§ **To do**
Look for the string "oikein" and copy every line that has it.

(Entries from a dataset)
--- --- ---
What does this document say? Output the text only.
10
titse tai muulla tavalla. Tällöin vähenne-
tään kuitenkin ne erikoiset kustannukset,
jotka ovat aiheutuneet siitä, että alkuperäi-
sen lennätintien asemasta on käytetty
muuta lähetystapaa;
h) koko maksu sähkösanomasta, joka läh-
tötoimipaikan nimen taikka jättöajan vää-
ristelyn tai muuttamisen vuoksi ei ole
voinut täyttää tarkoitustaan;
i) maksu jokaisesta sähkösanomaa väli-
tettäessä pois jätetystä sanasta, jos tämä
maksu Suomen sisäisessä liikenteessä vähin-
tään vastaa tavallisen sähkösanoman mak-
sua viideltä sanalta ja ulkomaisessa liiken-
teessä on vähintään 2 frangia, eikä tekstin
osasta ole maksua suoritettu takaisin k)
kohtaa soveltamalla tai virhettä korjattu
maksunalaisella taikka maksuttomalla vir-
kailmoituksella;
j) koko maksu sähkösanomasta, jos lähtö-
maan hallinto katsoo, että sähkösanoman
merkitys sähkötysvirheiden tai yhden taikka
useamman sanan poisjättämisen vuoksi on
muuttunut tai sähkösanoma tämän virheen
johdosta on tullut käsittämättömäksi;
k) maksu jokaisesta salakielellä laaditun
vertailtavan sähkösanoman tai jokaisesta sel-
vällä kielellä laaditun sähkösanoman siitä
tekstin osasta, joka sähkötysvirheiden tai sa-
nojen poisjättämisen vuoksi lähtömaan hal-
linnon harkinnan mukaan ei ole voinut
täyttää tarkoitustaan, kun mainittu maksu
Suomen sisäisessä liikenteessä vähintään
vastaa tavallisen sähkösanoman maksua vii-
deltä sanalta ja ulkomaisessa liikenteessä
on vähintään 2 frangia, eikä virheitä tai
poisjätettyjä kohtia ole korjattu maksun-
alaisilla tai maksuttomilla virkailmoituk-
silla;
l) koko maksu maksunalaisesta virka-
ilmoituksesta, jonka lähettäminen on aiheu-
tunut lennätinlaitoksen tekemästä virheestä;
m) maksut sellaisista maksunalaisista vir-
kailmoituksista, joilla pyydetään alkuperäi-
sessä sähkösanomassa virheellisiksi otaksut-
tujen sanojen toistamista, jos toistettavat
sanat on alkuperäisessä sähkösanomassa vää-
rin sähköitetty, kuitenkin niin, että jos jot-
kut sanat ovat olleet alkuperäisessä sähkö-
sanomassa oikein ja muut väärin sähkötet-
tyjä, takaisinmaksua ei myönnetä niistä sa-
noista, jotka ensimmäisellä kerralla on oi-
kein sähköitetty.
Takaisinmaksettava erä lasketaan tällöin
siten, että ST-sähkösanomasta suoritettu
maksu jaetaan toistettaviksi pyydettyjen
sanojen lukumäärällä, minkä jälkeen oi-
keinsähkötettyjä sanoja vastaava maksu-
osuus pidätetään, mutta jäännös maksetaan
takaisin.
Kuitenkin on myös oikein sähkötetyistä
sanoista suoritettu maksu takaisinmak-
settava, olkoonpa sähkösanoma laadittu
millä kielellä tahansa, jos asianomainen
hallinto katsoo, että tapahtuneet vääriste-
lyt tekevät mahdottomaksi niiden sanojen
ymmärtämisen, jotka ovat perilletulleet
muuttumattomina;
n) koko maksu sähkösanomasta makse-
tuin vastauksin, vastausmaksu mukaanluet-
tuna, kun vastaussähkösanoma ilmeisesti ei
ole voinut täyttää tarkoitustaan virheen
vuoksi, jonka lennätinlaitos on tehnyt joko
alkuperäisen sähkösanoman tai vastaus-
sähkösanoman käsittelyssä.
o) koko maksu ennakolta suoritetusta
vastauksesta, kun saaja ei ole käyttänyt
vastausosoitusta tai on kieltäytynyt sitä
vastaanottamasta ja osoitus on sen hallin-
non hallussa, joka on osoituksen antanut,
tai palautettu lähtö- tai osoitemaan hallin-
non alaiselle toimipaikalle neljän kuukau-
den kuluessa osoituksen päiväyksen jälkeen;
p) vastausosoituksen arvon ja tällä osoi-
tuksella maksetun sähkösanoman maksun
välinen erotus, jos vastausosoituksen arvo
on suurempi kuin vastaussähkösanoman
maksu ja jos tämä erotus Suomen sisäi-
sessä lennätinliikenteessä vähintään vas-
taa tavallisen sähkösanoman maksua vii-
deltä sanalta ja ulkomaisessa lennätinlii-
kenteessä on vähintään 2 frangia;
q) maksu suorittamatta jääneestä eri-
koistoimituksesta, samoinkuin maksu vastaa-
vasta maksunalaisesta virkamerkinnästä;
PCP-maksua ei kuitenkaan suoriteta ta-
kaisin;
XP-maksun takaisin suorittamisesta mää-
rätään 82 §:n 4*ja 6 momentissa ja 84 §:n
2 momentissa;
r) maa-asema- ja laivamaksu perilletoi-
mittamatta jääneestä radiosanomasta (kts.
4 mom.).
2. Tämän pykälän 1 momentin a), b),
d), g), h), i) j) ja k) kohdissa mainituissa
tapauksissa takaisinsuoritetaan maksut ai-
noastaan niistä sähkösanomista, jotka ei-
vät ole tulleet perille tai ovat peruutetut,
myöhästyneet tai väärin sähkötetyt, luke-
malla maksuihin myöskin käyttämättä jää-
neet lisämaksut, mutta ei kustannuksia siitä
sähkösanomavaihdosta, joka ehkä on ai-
--- --- ---
§ **Solution below**
sanomassa oikein ja muut väärin sähkötet-
Kuitenkin on myös oikein sähkötetyistä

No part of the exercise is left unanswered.